Start

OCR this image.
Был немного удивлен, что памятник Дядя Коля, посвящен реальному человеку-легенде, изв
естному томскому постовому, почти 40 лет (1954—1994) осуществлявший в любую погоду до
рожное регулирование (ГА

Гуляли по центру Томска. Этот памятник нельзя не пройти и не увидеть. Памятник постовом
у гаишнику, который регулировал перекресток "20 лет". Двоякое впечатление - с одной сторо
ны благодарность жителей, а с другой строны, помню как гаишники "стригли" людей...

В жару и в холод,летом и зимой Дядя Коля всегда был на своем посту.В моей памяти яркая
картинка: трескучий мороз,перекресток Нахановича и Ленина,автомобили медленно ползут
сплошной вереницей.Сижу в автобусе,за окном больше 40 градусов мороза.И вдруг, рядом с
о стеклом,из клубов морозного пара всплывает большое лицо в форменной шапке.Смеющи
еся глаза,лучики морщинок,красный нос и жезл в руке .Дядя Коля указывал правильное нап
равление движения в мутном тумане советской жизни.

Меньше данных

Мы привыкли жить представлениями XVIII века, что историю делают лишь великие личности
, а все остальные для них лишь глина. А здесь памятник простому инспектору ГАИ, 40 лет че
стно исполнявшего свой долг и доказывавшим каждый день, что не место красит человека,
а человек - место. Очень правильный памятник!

End

What you will do: Extract each line holding the word "Коля" from the records.

Reply to the exercise:
Был немного удивлен, что памятник Дядя Коля, посвящен реальному человеку-легенде, изв
В жару и в холод,летом и зимой Дядя Коля всегда был на своем посту.В моей памяти яркая
еся глаза,лучики морщинок,красный нос и жезл в руке .Дядя Коля указывал правильное нап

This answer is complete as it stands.